───── DATASET ENTRIES ─────

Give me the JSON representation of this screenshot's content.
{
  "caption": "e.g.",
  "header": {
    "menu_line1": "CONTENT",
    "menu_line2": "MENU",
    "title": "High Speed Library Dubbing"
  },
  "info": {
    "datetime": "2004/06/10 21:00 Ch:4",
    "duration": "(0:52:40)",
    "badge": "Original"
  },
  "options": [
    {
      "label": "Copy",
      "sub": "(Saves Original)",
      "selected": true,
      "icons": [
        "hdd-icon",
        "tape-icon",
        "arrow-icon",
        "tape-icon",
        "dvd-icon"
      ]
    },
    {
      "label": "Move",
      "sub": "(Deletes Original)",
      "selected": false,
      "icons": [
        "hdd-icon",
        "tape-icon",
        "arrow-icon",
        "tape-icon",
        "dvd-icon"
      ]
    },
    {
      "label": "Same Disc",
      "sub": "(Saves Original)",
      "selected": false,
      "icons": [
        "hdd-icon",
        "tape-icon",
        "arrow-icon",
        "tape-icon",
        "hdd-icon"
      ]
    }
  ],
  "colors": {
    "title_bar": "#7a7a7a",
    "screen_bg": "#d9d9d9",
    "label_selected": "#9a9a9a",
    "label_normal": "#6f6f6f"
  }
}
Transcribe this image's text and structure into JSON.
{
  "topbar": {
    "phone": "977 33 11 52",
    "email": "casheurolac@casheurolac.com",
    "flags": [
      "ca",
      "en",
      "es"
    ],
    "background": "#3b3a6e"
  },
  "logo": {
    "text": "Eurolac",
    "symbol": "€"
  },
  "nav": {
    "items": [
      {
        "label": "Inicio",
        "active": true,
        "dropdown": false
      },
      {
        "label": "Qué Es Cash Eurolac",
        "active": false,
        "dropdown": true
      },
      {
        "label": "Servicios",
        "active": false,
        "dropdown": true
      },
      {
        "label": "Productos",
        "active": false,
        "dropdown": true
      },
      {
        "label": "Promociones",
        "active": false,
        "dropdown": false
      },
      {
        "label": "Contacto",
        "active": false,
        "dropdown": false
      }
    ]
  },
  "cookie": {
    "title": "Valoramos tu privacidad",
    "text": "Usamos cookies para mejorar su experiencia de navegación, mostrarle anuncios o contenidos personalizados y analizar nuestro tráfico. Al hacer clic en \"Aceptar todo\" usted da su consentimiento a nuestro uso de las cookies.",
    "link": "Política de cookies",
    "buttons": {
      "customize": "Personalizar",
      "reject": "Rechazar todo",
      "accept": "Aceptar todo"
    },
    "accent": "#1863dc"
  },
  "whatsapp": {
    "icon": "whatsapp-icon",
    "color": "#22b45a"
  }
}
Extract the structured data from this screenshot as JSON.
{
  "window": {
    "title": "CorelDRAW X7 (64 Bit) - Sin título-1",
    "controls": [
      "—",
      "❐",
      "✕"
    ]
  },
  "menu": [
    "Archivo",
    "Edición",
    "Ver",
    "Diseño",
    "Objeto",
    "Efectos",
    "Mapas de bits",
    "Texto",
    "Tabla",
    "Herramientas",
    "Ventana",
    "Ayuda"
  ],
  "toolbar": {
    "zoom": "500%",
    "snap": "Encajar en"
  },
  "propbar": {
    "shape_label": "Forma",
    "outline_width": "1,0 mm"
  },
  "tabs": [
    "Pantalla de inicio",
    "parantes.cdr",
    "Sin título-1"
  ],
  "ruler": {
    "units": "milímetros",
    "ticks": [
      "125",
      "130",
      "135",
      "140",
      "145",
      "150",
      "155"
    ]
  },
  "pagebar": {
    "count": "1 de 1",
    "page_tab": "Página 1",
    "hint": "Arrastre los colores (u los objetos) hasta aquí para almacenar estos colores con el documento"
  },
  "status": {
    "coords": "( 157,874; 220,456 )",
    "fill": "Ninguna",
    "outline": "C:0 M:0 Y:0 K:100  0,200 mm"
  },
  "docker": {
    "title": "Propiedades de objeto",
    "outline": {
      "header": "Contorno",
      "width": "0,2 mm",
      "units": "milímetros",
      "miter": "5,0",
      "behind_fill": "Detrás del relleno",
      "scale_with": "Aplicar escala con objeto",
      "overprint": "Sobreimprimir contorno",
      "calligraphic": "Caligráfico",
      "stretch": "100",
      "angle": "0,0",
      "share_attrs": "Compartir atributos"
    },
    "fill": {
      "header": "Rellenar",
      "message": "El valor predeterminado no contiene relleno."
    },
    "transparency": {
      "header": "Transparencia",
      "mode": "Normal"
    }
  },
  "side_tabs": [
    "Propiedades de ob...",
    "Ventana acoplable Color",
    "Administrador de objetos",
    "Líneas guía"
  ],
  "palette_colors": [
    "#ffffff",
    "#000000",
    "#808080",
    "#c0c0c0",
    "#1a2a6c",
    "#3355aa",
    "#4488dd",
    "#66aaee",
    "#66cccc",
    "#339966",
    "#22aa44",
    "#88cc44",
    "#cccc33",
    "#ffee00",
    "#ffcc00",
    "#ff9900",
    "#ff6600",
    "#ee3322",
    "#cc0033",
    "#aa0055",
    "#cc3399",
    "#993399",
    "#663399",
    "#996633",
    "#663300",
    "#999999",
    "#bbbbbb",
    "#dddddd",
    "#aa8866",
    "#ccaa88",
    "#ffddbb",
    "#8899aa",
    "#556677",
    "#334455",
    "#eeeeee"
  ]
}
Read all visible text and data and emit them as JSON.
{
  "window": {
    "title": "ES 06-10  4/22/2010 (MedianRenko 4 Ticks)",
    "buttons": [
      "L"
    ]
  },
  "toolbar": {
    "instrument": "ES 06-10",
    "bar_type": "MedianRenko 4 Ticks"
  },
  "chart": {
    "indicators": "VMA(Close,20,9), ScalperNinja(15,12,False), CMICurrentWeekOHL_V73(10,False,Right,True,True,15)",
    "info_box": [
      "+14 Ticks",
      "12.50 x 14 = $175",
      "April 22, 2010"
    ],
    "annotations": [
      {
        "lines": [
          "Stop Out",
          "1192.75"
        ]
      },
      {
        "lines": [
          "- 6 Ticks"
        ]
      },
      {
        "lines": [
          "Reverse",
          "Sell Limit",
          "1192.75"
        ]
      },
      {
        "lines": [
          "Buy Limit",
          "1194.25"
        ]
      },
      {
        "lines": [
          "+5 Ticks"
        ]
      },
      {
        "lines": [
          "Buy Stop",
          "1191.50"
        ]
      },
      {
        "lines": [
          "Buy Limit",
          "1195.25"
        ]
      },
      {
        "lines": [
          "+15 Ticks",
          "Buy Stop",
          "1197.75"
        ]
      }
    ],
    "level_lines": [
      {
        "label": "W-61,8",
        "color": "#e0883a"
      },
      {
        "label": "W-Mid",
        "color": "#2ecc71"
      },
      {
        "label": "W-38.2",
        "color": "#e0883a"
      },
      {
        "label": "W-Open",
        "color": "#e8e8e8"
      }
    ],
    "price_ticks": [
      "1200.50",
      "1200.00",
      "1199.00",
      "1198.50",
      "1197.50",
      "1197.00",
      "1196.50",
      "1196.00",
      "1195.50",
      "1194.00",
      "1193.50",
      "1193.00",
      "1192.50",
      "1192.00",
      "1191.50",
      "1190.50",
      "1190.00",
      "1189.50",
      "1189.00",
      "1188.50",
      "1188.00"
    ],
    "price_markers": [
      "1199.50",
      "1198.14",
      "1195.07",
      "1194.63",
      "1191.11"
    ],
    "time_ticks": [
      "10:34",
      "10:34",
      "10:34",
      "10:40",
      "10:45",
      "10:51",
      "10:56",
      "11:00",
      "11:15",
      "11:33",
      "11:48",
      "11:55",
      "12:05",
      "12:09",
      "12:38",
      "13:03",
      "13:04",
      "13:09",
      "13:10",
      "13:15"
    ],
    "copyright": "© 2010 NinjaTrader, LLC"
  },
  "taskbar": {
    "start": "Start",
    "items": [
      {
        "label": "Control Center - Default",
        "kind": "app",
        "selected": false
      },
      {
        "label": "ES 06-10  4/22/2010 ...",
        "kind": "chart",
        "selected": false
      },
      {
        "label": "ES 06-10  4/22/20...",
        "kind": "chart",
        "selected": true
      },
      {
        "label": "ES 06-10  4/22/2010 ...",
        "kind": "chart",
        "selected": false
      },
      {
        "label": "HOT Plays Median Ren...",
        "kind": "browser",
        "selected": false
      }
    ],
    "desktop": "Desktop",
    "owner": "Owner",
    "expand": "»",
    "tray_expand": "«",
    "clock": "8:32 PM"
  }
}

─────

• WHAT YOU HAVE TO DO: Track down all lines above with the string "this" and copy them.

• FINISHED ANSWER:
Give me the JSON representation of this screenshot's content.
Transcribe this image's text and structure into JSON.
Extract the structured data from this screenshot as JSON.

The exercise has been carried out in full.